▶ [Materials provided]
## BEGIN

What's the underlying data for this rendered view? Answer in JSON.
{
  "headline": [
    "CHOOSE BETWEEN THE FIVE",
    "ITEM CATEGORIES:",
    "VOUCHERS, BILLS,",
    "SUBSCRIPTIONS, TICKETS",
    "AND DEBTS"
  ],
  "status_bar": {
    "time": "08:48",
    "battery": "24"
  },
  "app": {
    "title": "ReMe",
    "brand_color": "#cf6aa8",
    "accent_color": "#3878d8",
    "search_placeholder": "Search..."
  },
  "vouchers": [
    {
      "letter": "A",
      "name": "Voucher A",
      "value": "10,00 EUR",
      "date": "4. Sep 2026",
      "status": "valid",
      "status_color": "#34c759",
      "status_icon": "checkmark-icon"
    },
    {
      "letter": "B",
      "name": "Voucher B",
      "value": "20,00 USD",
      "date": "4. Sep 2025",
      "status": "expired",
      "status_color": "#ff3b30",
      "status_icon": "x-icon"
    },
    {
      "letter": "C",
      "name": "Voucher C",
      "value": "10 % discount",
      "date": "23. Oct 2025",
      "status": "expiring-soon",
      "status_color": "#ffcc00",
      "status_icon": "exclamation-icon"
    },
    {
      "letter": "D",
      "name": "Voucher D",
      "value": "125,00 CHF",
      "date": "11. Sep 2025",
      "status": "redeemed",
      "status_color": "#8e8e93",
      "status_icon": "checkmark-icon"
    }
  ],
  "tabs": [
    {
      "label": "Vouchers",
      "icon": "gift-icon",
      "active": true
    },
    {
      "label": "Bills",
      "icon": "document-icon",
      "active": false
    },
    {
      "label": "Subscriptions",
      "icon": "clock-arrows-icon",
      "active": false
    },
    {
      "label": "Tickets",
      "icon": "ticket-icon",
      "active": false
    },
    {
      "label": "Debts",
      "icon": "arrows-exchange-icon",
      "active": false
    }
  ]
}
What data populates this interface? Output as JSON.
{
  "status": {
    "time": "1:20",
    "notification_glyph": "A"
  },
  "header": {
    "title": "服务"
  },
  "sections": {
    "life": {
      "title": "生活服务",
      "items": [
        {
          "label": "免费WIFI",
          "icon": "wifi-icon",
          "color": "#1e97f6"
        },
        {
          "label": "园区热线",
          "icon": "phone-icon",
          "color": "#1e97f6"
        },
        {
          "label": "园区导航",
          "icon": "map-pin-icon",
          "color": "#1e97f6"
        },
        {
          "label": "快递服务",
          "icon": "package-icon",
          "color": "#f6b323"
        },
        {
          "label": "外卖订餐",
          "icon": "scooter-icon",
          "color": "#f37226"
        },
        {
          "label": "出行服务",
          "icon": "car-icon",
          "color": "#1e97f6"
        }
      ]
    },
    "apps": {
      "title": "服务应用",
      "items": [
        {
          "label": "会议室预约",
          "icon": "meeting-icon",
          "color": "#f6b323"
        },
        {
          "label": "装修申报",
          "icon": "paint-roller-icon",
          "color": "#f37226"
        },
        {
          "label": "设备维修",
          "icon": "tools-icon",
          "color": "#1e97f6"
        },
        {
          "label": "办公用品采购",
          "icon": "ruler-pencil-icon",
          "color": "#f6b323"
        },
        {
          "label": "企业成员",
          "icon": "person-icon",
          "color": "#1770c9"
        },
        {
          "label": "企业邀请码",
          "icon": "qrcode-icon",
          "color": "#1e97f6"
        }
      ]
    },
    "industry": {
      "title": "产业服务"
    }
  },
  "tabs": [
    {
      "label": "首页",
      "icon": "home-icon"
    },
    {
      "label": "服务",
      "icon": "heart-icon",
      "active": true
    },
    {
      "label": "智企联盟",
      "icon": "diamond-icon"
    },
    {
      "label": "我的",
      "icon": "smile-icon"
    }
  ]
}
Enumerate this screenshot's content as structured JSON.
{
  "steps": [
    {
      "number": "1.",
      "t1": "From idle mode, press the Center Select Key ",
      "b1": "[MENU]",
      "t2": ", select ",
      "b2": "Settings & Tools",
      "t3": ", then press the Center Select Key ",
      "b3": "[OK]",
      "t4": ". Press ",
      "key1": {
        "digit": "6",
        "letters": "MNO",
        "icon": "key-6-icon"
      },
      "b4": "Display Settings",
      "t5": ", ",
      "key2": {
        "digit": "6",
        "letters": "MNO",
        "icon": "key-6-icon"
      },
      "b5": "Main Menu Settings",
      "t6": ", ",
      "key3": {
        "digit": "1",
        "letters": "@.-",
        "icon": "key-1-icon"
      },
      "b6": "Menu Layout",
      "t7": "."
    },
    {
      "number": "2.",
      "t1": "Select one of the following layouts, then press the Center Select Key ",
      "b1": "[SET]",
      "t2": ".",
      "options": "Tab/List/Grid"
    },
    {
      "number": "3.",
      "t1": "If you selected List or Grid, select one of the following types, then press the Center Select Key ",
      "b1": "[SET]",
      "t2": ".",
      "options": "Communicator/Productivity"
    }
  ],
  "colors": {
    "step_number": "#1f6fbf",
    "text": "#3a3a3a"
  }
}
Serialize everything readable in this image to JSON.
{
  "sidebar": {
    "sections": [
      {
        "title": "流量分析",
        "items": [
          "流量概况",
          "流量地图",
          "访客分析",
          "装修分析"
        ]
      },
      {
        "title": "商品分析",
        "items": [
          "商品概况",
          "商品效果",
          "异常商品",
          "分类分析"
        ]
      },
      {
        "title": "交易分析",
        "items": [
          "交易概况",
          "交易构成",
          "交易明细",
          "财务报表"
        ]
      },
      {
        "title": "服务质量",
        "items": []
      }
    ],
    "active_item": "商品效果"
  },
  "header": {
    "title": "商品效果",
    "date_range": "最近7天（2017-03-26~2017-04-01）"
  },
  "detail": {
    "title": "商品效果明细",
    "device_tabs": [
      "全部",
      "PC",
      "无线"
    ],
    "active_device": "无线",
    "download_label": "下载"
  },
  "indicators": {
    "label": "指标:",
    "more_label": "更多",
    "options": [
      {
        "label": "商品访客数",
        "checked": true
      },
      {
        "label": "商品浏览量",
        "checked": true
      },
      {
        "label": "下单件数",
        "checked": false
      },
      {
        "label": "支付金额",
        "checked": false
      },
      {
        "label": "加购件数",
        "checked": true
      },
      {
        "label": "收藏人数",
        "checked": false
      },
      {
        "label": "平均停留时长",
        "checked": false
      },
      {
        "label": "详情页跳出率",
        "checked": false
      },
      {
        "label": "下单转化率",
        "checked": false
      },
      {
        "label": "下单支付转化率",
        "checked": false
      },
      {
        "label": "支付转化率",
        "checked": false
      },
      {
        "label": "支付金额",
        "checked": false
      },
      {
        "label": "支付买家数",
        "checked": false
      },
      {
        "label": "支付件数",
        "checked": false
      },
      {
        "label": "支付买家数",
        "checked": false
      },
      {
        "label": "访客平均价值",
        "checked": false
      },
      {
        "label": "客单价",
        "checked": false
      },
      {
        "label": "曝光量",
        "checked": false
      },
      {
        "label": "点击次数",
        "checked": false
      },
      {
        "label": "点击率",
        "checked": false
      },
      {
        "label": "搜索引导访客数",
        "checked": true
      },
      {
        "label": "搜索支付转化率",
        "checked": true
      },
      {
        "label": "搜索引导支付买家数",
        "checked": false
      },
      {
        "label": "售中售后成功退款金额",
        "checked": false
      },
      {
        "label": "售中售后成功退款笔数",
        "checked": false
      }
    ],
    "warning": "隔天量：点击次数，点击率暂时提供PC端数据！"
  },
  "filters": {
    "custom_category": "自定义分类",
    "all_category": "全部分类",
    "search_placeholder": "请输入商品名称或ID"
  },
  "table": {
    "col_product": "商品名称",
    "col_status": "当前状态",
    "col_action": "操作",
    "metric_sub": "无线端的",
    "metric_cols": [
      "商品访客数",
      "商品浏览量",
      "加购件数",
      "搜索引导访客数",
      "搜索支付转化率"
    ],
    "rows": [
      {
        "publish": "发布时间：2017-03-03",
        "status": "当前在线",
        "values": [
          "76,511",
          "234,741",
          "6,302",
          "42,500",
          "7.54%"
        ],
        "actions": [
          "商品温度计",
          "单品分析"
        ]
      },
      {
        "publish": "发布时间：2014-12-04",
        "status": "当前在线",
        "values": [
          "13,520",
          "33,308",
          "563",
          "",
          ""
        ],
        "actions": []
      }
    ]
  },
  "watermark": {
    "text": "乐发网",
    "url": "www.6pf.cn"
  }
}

## END

Show each line of the listing that holds the string "发布时间".

        "publish": "发布时间：2017-03-03",
        "publish": "发布时间：2014-12-04",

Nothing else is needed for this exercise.